#### GIVEN RECORDS
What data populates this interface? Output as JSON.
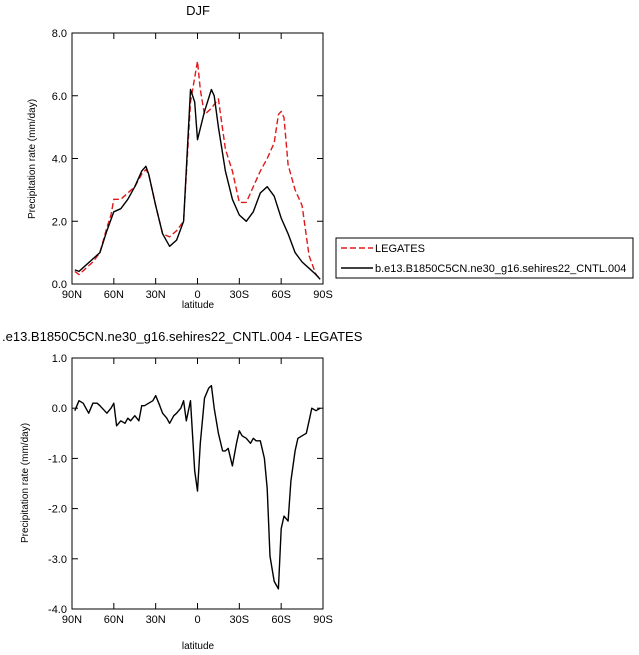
{
  "chart_data": [
    {
      "type": "line",
      "title": "DJF",
      "xlabel": "latitude",
      "ylabel": "Precipitation rate (mm/day)",
      "xlim": [
        90,
        -90
      ],
      "ylim": [
        0,
        8
      ],
      "xticks": [
        90,
        60,
        30,
        0,
        -30,
        -60,
        -90
      ],
      "xtick_labels": [
        "90N",
        "60N",
        "30N",
        "0",
        "30S",
        "60S",
        "90S"
      ],
      "yticks": [
        0,
        2,
        4,
        6,
        8
      ],
      "ytick_labels": [
        "0.0",
        "2.0",
        "4.0",
        "6.0",
        "8.0"
      ],
      "legend_position": "right",
      "series": [
        {
          "name": "LEGATES",
          "color": "#e0191b",
          "dash": "dashed",
          "x": [
            88,
            85,
            80,
            75,
            70,
            65,
            62,
            60,
            55,
            50,
            45,
            40,
            37,
            35,
            30,
            25,
            20,
            15,
            10,
            5,
            0,
            -2,
            -5,
            -10,
            -15,
            -20,
            -25,
            -30,
            -35,
            -40,
            -45,
            -50,
            -55,
            -58,
            -60,
            -62,
            -65,
            -70,
            -75,
            -80,
            -85,
            -88
          ],
          "y": [
            0.4,
            0.3,
            0.5,
            0.7,
            1.0,
            1.8,
            2.2,
            2.7,
            2.7,
            2.9,
            3.1,
            3.5,
            3.65,
            3.5,
            2.5,
            1.6,
            1.5,
            1.7,
            2.0,
            5.8,
            7.1,
            6.2,
            5.4,
            5.6,
            5.9,
            4.3,
            3.6,
            2.6,
            2.6,
            3.1,
            3.6,
            4.0,
            4.5,
            5.4,
            5.5,
            5.3,
            3.8,
            3.0,
            2.5,
            0.9,
            0.3,
            0.15
          ]
        },
        {
          "name": "b.e13.B1850C5CN.ne30_g16.sehires22_CNTL.004",
          "color": "#000000",
          "dash": "solid",
          "x": [
            88,
            85,
            80,
            75,
            70,
            65,
            60,
            55,
            50,
            45,
            40,
            37,
            35,
            30,
            25,
            20,
            15,
            10,
            5,
            2,
            0,
            -5,
            -10,
            -12,
            -15,
            -20,
            -25,
            -30,
            -35,
            -40,
            -45,
            -50,
            -55,
            -60,
            -65,
            -70,
            -75,
            -80,
            -85,
            -88
          ],
          "y": [
            0.45,
            0.4,
            0.6,
            0.8,
            1.0,
            1.7,
            2.3,
            2.4,
            2.7,
            3.1,
            3.6,
            3.75,
            3.5,
            2.5,
            1.6,
            1.2,
            1.4,
            2.0,
            6.2,
            5.8,
            4.6,
            5.5,
            6.2,
            6.0,
            5.0,
            3.6,
            2.7,
            2.2,
            2.0,
            2.3,
            2.9,
            3.1,
            2.8,
            2.1,
            1.6,
            1.0,
            0.7,
            0.5,
            0.3,
            0.15
          ]
        }
      ]
    },
    {
      "type": "line",
      "title": ".e13.B1850C5CN.ne30_g16.sehires22_CNTL.004 - LEGATES",
      "xlabel": "latitude",
      "ylabel": "Precipitation rate (mm/day)",
      "xlim": [
        90,
        -90
      ],
      "ylim": [
        -4,
        1
      ],
      "xticks": [
        90,
        60,
        30,
        0,
        -30,
        -60,
        -90
      ],
      "xtick_labels": [
        "90N",
        "60N",
        "30N",
        "0",
        "30S",
        "60S",
        "90S"
      ],
      "yticks": [
        -4,
        -3,
        -2,
        -1,
        0,
        1
      ],
      "ytick_labels": [
        "-4.0",
        "-3.0",
        "-2.0",
        "-1.0",
        "0.0",
        "1.0"
      ],
      "series": [
        {
          "name": "",
          "color": "#000000",
          "dash": "solid",
          "x": [
            88,
            85,
            82,
            80,
            78,
            75,
            72,
            70,
            65,
            62,
            60,
            58,
            55,
            52,
            50,
            48,
            45,
            42,
            40,
            38,
            35,
            32,
            30,
            27,
            25,
            22,
            20,
            17,
            15,
            12,
            10,
            8,
            5,
            2,
            0,
            -2,
            -5,
            -8,
            -10,
            -12,
            -15,
            -18,
            -20,
            -22,
            -25,
            -28,
            -30,
            -32,
            -35,
            -38,
            -40,
            -42,
            -45,
            -48,
            -50,
            -52,
            -55,
            -58,
            -60,
            -62,
            -65,
            -67,
            -70,
            -72,
            -75,
            -78,
            -80,
            -82,
            -85,
            -88
          ],
          "y": [
            -0.05,
            0.15,
            0.1,
            0.0,
            -0.1,
            0.1,
            0.1,
            0.05,
            -0.1,
            0.0,
            0.1,
            -0.35,
            -0.25,
            -0.3,
            -0.2,
            -0.25,
            -0.15,
            -0.25,
            0.05,
            0.05,
            0.1,
            0.15,
            0.25,
            0.05,
            -0.1,
            -0.2,
            -0.3,
            -0.15,
            -0.1,
            0.0,
            0.15,
            -0.25,
            0.15,
            -1.25,
            -1.65,
            -0.7,
            0.2,
            0.4,
            0.45,
            0.0,
            -0.5,
            -0.85,
            -0.85,
            -0.8,
            -1.15,
            -0.7,
            -0.45,
            -0.55,
            -0.6,
            -0.7,
            -0.6,
            -0.65,
            -0.65,
            -1.0,
            -1.6,
            -2.95,
            -3.45,
            -3.6,
            -2.4,
            -2.15,
            -2.25,
            -1.45,
            -0.85,
            -0.6,
            -0.55,
            -0.5,
            -0.25,
            0.0,
            -0.05,
            0.0
          ]
        }
      ]
    }
  ]
}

#### SET PROBLEM
Omit the pictures and reproduce the listing exactly.

#### EXERCISE ANSWER
What data populates this interface? Output as JSON.
{
  "chart_data": [
    {
      "type": "line",
      "title": "DJF",
      "xlabel": "latitude",
      "ylabel": "Precipitation rate (mm/day)",
      "xlim": [
        90,
        -90
      ],
      "ylim": [
        0,
        8
      ],
      "xticks": [
        90,
        60,
        30,
        0,
        -30,
        -60,
        -90
      ],
      "xtick_labels": [
        "90N",
        "60N",
        "30N",
        "0",
        "30S",
        "60S",
        "90S"
      ],
      "yticks": [
        0,
        2,
        4,
        6,
        8
      ],
      "ytick_labels": [
        "0.0",
        "2.0",
        "4.0",
        "6.0",
        "8.0"
      ],
      "legend_position": "right",
      "series": [
        {
          "name": "LEGATES",
          "color": "#e0191b",
          "dash": "dashed",
          "x": [
            88,
            85,
            80,
            75,
            70,
            65,
            62,
            60,
            55,
            50,
            45,
            40,
            37,
            35,
            30,
            25,
            20,
            15,
            10,
            5,
            0,
            -2,
            -5,
            -10,
            -15,
            -20,
            -25,
            -30,
            -35,
            -40,
            -45,
            -50,
            -55,
            -58,
            -60,
            -62,
            -65,
            -70,
            -75,
            -80,
            -85,
            -88
          ],
          "y": [
            0.4,
            0.3,
            0.5,
            0.7,
            1.0,
            1.8,
            2.2,
            2.7,
            2.7,
            2.9,
            3.1,
            3.5,
            3.65,
            3.5,
            2.5,
            1.6,
            1.5,
            1.7,
            2.0,
            5.8,
            7.1,
            6.2,
            5.4,
            5.6,
            5.9,
            4.3,
            3.6,
            2.6,
            2.6,
            3.1,
            3.6,
            4.0,
            4.5,
            5.4,
            5.5,
            5.3,
            3.8,
            3.0,
            2.5,
            0.9,
            0.3,
            0.15
          ]
        },
        {
          "name": "b.e13.B1850C5CN.ne30_g16.sehires22_CNTL.004",
          "color": "#000000",
          "dash": "solid",
          "x": [
            88,
            85,
            80,
            75,
            70,
            65,
            60,
            55,
            50,
            45,
            40,
            37,
            35,
            30,
            25,
            20,
            15,
            10,
            5,
            2,
            0,
            -5,
            -10,
            -12,
            -15,
            -20,
            -25,
            -30,
            -35,
            -40,
            -45,
            -50,
            -55,
            -60,
            -65,
            -70,
            -75,
            -80,
            -85,
            -88
          ],
          "y": [
            0.45,
            0.4,
            0.6,
            0.8,
            1.0,
            1.7,
            2.3,
            2.4,
            2.7,
            3.1,
            3.6,
            3.75,
            3.5,
            2.5,
            1.6,
            1.2,
            1.4,
            2.0,
            6.2,
            5.8,
            4.6,
            5.5,
            6.2,
            6.0,
            5.0,
            3.6,
            2.7,
            2.2,
            2.0,
            2.3,
            2.9,
            3.1,
            2.8,
            2.1,
            1.6,
            1.0,
            0.7,
            0.5,
            0.3,
            0.15
          ]
        }
      ]
    },
    {
      "type": "line",
      "title": ".e13.B1850C5CN.ne30_g16.sehires22_CNTL.004 - LEGATES",
      "xlabel": "latitude",
      "ylabel": "Precipitation rate (mm/day)",
      "xlim": [
        90,
        -90
      ],
      "ylim": [
        -4,
        1
      ],
      "xticks": [
        90,
        60,
        30,
        0,
        -30,
        -60,
        -90
      ],
      "xtick_labels": [
        "90N",
        "60N",
        "30N",
        "0",
        "30S",
        "60S",
        "90S"
      ],
      "yticks": [
        -4,
        -3,
        -2,
        -1,
        0,
        1
      ],
      "ytick_labels": [
        "-4.0",
        "-3.0",
        "-2.0",
        "-1.0",
        "0.0",
        "1.0"
      ],
      "series": [
        {
          "name": "",
          "color": "#000000",
          "dash": "solid",
          "x": [
            88,
            85,
            82,
            80,
            78,
            75,
            72,
            70,
            65,
            62,
            60,
            58,
            55,
            52,
            50,
            48,
            45,
            42,
            40,
            38,
            35,
            32,
            30,
            27,
            25,
            22,
            20,
            17,
            15,
            12,
            10,
            8,
            5,
            2,
            0,
            -2,
            -5,
            -8,
            -10,
            -12,
            -15,
            -18,
            -20,
            -22,
            -25,
            -28,
            -30,
            -32,
            -35,
            -38,
            -40,
            -42,
            -45,
            -48,
            -50,
            -52,
            -55,
            -58,
            -60,
            -62,
            -65,
            -67,
            -70,
            -72,
            -75,
            -78,
            -80,
            -82,
            -85,
            -88
          ],
          "y": [
            -0.05,
            0.15,
            0.1,
            0.0,
            -0.1,
            0.1,
            0.1,
            0.05,
            -0.1,
            0.0,
            0.1,
            -0.35,
            -0.25,
            -0.3,
            -0.2,
            -0.25,
            -0.15,
            -0.25,
            0.05,
            0.05,
            0.1,
            0.15,
            0.25,
            0.05,
            -0.1,
            -0.2,
            -0.3,
            -0.15,
            -0.1,
            0.0,
            0.15,
            -0.25,
            0.15,
            -1.25,
            -1.65,
            -0.7,
            0.2,
            0.4,
            0.45,
            0.0,
            -0.5,
            -0.85,
            -0.85,
            -0.8,
            -1.15,
            -0.7,
            -0.45,
            -0.55,
            -0.6,
            -0.7,
            -0.6,
            -0.65,
            -0.65,
            -1.0,
            -1.6,
            -2.95,
            -3.45,
            -3.6,
            -2.4,
            -2.15,
            -2.25,
            -1.45,
            -0.85,
            -0.6,
            -0.55,
            -0.5,
            -0.25,
            0.0,
            -0.05,
            0.0
          ]
        }
      ]
    }
  ]
}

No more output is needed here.